List each line of the data that holds the string "into", please.
-- Start of Information supplied --
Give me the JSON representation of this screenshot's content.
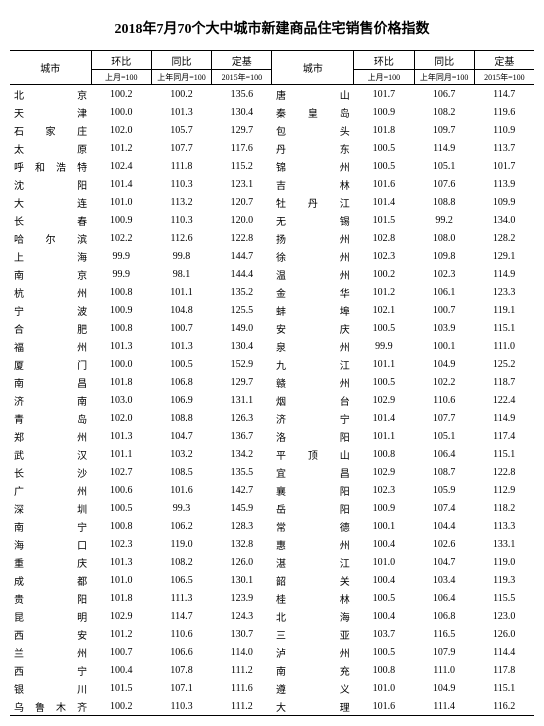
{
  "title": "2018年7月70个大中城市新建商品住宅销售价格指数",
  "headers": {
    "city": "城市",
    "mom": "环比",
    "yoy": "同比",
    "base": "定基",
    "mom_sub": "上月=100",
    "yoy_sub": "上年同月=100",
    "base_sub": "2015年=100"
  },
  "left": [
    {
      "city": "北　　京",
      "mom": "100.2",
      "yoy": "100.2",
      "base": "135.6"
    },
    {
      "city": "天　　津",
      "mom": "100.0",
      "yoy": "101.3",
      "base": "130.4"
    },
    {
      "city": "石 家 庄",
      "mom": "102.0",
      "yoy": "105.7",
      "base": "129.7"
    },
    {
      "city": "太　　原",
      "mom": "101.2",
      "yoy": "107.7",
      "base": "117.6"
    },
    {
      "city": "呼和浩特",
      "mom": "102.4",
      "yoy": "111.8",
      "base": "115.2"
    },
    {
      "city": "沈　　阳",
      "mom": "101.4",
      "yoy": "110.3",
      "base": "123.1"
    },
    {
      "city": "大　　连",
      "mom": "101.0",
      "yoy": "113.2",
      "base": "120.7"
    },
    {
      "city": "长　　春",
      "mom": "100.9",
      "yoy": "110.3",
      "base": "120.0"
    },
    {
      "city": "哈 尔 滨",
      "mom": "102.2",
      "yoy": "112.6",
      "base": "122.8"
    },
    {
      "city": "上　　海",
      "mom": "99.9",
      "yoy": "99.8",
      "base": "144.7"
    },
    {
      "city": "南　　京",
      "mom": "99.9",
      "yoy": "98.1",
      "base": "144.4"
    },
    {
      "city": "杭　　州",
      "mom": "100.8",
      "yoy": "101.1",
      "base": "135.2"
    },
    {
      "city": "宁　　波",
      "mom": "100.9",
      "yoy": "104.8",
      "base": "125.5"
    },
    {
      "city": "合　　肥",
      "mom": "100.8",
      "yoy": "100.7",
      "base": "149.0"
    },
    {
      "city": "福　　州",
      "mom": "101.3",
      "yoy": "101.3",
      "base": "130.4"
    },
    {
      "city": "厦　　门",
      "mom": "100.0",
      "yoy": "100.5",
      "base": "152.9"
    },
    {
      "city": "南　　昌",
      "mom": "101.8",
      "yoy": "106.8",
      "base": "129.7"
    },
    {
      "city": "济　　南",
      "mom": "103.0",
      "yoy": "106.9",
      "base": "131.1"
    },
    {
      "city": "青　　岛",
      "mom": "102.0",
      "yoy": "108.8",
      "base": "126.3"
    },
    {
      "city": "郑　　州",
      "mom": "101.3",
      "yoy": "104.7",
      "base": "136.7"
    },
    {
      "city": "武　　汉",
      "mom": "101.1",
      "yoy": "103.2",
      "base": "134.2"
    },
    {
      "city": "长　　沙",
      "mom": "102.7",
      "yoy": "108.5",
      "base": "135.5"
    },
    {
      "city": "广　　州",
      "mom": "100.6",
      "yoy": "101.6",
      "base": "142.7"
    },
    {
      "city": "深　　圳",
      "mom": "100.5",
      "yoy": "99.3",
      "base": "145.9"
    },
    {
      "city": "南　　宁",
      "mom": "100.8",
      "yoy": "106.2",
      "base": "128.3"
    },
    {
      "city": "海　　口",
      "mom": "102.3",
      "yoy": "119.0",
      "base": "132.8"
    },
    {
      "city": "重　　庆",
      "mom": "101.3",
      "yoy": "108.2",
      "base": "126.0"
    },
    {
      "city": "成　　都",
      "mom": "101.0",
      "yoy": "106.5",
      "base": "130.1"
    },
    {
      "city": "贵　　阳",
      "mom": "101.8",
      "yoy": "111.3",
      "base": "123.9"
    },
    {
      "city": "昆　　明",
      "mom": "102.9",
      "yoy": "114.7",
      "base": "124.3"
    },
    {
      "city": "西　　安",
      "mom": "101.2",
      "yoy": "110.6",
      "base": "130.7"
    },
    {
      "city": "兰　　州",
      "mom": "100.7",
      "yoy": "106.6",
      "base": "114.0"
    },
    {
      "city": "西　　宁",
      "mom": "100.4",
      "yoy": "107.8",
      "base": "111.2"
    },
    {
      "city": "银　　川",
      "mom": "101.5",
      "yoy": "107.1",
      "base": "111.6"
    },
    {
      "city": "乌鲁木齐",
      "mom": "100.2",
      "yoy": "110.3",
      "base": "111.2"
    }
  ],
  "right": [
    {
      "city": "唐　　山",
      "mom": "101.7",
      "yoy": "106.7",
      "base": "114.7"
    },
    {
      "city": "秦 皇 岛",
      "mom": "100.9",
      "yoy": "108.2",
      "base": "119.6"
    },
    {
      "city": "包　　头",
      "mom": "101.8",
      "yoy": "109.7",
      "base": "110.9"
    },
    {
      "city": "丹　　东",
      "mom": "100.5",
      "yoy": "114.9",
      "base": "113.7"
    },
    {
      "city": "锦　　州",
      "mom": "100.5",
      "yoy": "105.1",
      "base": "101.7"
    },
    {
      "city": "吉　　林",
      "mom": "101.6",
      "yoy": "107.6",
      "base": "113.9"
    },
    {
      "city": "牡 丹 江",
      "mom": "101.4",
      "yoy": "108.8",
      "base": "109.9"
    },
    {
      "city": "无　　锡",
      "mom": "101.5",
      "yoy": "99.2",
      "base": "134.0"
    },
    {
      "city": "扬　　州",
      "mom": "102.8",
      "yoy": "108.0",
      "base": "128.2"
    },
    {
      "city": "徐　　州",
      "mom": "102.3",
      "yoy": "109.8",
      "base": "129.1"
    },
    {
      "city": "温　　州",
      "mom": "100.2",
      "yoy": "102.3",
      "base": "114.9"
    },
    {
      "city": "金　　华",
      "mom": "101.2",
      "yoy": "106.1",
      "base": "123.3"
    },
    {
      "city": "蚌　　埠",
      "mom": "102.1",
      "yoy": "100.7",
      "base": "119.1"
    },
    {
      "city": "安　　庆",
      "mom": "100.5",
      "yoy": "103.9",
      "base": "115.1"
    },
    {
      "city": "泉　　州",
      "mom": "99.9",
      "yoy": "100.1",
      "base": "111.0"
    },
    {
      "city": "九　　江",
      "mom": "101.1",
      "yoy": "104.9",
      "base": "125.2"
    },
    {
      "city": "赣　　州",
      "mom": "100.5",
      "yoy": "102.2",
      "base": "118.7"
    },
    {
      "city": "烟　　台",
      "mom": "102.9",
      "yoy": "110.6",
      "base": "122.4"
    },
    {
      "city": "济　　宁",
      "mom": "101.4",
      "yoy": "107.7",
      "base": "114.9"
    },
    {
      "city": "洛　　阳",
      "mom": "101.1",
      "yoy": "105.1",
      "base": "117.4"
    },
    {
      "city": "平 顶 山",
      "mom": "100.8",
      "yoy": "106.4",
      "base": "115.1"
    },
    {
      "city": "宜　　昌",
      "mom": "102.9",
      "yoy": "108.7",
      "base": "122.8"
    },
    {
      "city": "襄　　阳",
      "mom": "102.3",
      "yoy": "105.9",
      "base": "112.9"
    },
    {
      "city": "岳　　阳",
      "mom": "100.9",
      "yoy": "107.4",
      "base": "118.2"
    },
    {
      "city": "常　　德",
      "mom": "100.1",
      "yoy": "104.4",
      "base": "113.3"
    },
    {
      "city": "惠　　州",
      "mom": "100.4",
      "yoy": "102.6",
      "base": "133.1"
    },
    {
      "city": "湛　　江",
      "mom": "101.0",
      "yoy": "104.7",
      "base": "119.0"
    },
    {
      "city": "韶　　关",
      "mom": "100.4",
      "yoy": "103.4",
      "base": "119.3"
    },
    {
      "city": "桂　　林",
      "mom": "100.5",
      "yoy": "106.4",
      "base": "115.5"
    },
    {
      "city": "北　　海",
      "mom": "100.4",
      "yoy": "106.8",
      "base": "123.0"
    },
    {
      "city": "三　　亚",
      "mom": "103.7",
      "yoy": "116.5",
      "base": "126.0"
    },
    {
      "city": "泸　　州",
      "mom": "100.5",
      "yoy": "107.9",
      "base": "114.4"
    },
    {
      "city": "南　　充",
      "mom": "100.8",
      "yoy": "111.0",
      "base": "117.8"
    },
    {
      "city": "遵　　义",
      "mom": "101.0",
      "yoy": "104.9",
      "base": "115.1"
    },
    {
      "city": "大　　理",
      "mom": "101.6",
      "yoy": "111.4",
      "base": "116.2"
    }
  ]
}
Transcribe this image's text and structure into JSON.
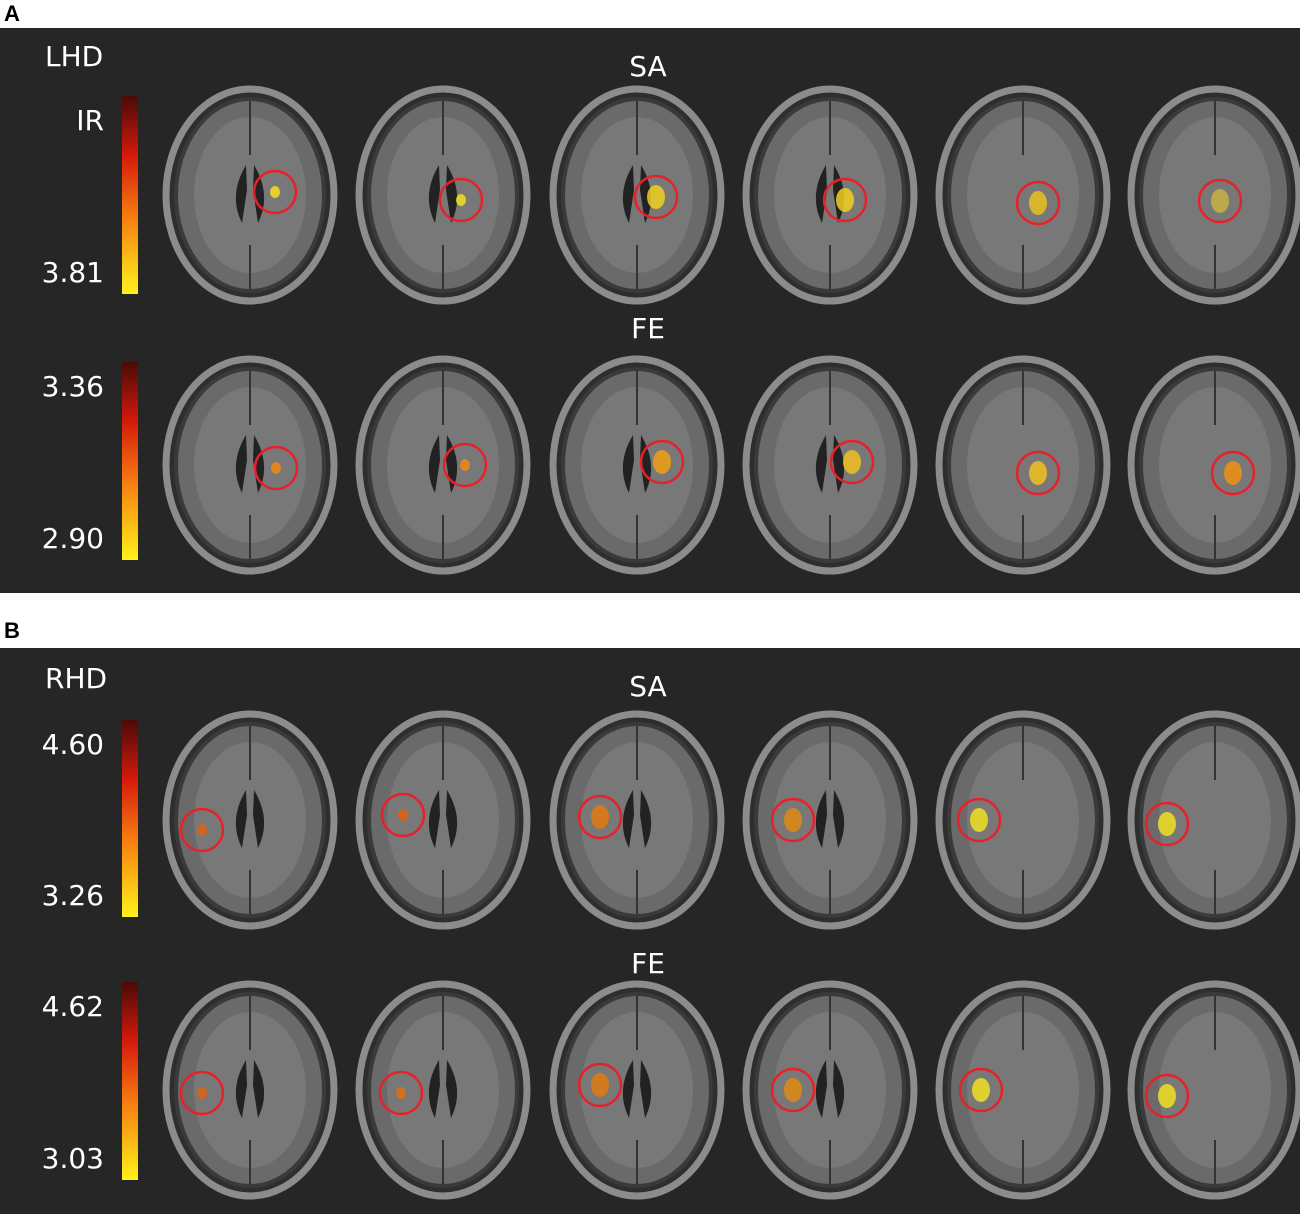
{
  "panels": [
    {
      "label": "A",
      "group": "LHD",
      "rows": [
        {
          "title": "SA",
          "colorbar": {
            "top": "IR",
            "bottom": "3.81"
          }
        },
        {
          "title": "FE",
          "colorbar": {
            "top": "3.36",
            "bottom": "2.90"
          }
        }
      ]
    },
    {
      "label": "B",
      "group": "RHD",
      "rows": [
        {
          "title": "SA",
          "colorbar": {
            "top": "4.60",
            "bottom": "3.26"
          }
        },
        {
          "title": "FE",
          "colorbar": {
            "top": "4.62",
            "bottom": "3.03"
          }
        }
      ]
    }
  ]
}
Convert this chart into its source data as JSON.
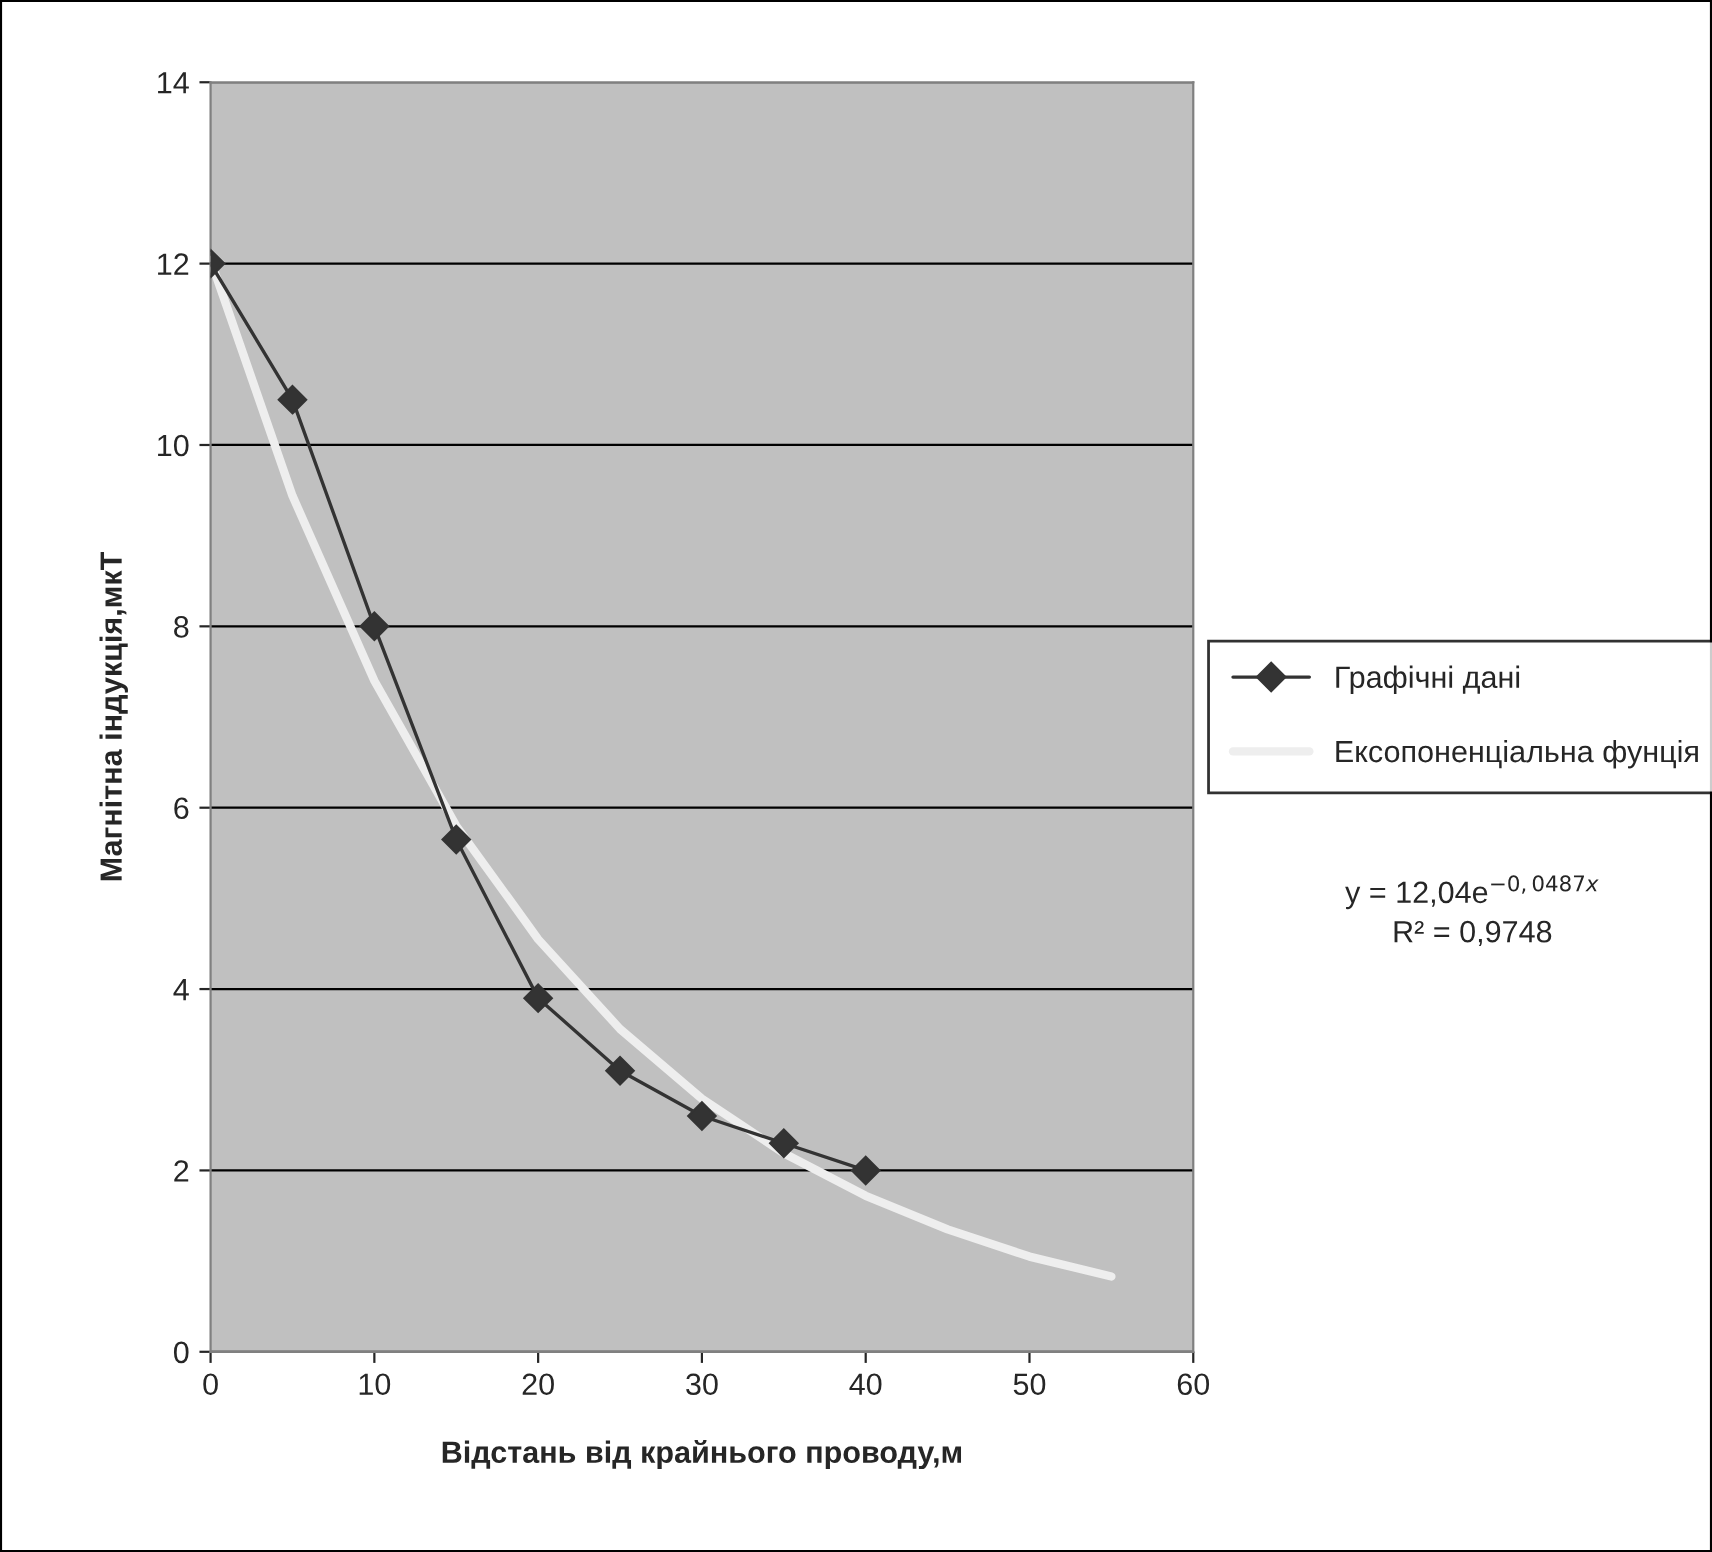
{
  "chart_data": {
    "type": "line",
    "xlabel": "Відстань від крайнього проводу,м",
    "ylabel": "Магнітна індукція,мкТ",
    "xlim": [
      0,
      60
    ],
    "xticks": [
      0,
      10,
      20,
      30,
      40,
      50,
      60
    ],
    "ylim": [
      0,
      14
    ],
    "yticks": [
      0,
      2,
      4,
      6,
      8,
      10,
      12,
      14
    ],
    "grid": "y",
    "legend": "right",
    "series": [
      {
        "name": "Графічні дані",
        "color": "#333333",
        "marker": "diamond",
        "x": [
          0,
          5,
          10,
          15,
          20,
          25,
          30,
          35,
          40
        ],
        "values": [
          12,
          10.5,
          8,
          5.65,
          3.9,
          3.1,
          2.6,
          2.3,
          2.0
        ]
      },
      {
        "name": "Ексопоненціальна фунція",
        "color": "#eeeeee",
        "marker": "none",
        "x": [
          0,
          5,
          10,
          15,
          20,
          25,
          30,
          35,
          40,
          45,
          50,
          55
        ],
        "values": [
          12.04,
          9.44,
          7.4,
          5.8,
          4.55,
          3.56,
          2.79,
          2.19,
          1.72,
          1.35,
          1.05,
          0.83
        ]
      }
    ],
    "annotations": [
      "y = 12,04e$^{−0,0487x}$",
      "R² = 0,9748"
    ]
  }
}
-- End of Information supplied --
## Answer to the problem
Transcribe this image's text and structure into JSON.
Convert this chart into its source data as JSON.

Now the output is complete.